*Stored items:*
= = =

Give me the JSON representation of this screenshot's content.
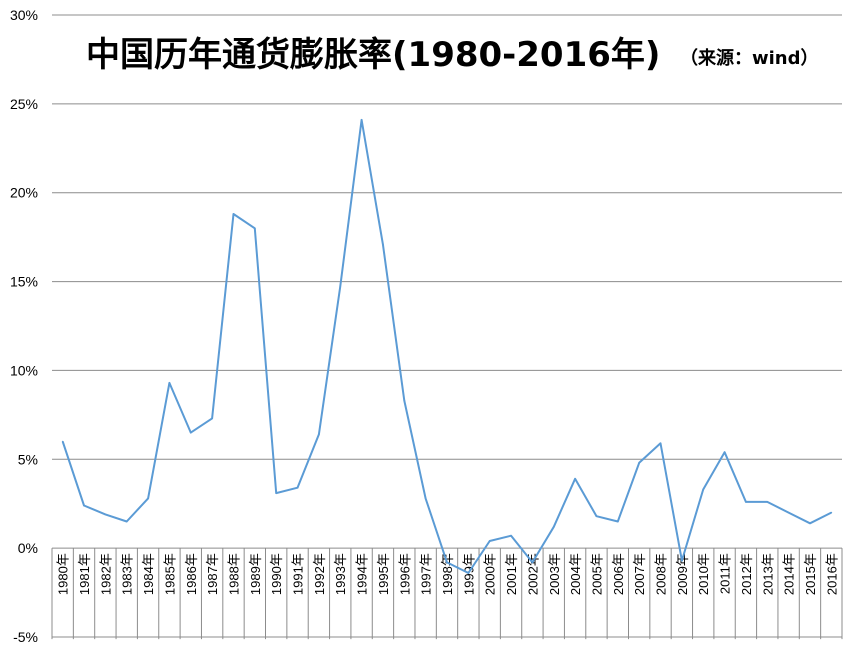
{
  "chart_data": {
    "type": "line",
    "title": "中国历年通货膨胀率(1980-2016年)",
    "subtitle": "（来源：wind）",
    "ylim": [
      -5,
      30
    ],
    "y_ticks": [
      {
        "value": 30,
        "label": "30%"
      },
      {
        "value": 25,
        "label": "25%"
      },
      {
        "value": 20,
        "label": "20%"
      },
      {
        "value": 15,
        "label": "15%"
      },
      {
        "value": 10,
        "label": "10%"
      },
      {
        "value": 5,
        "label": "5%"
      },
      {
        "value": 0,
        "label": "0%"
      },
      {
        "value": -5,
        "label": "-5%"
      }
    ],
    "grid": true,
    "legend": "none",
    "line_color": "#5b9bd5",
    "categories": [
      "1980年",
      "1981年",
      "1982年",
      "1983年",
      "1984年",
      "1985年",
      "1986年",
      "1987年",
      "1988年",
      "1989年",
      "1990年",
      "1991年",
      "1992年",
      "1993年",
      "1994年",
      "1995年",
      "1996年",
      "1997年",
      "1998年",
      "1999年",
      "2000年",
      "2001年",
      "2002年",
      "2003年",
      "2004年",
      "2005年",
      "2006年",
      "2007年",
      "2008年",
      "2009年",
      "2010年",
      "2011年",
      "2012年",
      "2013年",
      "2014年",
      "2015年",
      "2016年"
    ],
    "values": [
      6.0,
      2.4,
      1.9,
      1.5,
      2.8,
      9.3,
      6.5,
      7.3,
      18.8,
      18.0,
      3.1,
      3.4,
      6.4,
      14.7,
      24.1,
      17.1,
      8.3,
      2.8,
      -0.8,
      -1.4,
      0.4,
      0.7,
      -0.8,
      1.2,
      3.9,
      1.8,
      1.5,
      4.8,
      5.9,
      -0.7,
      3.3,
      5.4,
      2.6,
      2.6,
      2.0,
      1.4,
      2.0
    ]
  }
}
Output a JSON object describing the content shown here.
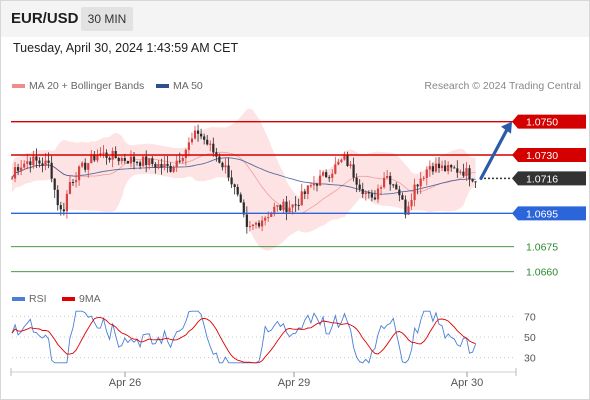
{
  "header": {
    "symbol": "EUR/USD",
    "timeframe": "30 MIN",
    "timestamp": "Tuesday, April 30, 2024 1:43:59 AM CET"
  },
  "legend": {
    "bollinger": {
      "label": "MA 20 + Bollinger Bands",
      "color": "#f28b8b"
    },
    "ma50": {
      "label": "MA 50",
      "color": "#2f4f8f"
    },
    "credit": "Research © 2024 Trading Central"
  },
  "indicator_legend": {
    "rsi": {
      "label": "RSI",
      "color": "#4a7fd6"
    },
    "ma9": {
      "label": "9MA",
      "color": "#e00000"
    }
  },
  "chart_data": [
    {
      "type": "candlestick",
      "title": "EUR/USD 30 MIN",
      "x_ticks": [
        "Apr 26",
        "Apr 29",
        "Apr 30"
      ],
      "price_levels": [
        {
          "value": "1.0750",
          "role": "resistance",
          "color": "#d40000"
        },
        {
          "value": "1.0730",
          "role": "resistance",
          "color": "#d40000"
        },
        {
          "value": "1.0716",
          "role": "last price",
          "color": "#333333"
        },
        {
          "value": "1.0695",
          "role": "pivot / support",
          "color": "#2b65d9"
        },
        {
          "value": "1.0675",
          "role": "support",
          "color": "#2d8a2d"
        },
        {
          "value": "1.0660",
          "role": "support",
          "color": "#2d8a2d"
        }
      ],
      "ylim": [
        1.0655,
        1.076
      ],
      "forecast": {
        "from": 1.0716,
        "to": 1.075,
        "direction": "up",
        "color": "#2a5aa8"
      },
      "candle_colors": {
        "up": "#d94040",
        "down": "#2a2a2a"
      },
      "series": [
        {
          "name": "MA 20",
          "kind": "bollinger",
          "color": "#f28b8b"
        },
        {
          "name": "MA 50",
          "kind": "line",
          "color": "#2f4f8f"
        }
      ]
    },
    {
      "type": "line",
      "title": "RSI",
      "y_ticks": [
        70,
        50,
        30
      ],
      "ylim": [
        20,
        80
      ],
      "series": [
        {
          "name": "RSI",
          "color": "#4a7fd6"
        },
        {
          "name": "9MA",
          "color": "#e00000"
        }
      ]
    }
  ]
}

= = =

*Directions:* Repeat the data exactly, without the pictures.

*Exercise output:*
Give me the JSON representation of this screenshot's content.
{
  "chart_data": {
    "type": "line",
    "title": "中国历年通货膨胀率(1980-2016年)",
    "subtitle": "（来源：wind）",
    "ylim": [
      -5,
      30
    ],
    "y_ticks": [
      {
        "value": 30,
        "label": "30%"
      },
      {
        "value": 25,
        "label": "25%"
      },
      {
        "value": 20,
        "label": "20%"
      },
      {
        "value": 15,
        "label": "15%"
      },
      {
        "value": 10,
        "label": "10%"
      },
      {
        "value": 5,
        "label": "5%"
      },
      {
        "value": 0,
        "label": "0%"
      },
      {
        "value": -5,
        "label": "-5%"
      }
    ],
    "grid": true,
    "legend": "none",
    "line_color": "#5b9bd5",
    "categories": [
      "1980年",
      "1981年",
      "1982年",
      "1983年",
      "1984年",
      "1985年",
      "1986年",
      "1987年",
      "1988年",
      "1989年",
      "1990年",
      "1991年",
      "1992年",
      "1993年",
      "1994年",
      "1995年",
      "1996年",
      "1997年",
      "1998年",
      "1999年",
      "2000年",
      "2001年",
      "2002年",
      "2003年",
      "2004年",
      "2005年",
      "2006年",
      "2007年",
      "2008年",
      "2009年",
      "2010年",
      "2011年",
      "2012年",
      "2013年",
      "2014年",
      "2015年",
      "2016年"
    ],
    "values": [
      6.0,
      2.4,
      1.9,
      1.5,
      2.8,
      9.3,
      6.5,
      7.3,
      18.8,
      18.0,
      3.1,
      3.4,
      6.4,
      14.7,
      24.1,
      17.1,
      8.3,
      2.8,
      -0.8,
      -1.4,
      0.4,
      0.7,
      -0.8,
      1.2,
      3.9,
      1.8,
      1.5,
      4.8,
      5.9,
      -0.7,
      3.3,
      5.4,
      2.6,
      2.6,
      2.0,
      1.4,
      2.0
    ]
  }
}
Output a JSON object describing the content shown here.
{
  "header": {
    "symbol": "EUR/USD",
    "timeframe": "30 MIN",
    "timestamp": "Tuesday, April 30, 2024 1:43:59 AM CET"
  },
  "legend": {
    "bollinger": {
      "label": "MA 20 + Bollinger Bands",
      "color": "#f28b8b"
    },
    "ma50": {
      "label": "MA 50",
      "color": "#2f4f8f"
    },
    "credit": "Research © 2024 Trading Central"
  },
  "indicator_legend": {
    "rsi": {
      "label": "RSI",
      "color": "#4a7fd6"
    },
    "ma9": {
      "label": "9MA",
      "color": "#e00000"
    }
  },
  "chart_data": [
    {
      "type": "candlestick",
      "title": "EUR/USD 30 MIN",
      "x_ticks": [
        "Apr 26",
        "Apr 29",
        "Apr 30"
      ],
      "price_levels": [
        {
          "value": "1.0750",
          "role": "resistance",
          "color": "#d40000"
        },
        {
          "value": "1.0730",
          "role": "resistance",
          "color": "#d40000"
        },
        {
          "value": "1.0716",
          "role": "last price",
          "color": "#333333"
        },
        {
          "value": "1.0695",
          "role": "pivot / support",
          "color": "#2b65d9"
        },
        {
          "value": "1.0675",
          "role": "support",
          "color": "#2d8a2d"
        },
        {
          "value": "1.0660",
          "role": "support",
          "color": "#2d8a2d"
        }
      ],
      "ylim": [
        1.0655,
        1.076
      ],
      "forecast": {
        "from": 1.0716,
        "to": 1.075,
        "direction": "up",
        "color": "#2a5aa8"
      },
      "candle_colors": {
        "up": "#d94040",
        "down": "#2a2a2a"
      },
      "series": [
        {
          "name": "MA 20",
          "kind": "bollinger",
          "color": "#f28b8b"
        },
        {
          "name": "MA 50",
          "kind": "line",
          "color": "#2f4f8f"
        }
      ]
    },
    {
      "type": "line",
      "title": "RSI",
      "y_ticks": [
        70,
        50,
        30
      ],
      "ylim": [
        20,
        80
      ],
      "series": [
        {
          "name": "RSI",
          "color": "#4a7fd6"
        },
        {
          "name": "9MA",
          "color": "#e00000"
        }
      ]
    }
  ]
}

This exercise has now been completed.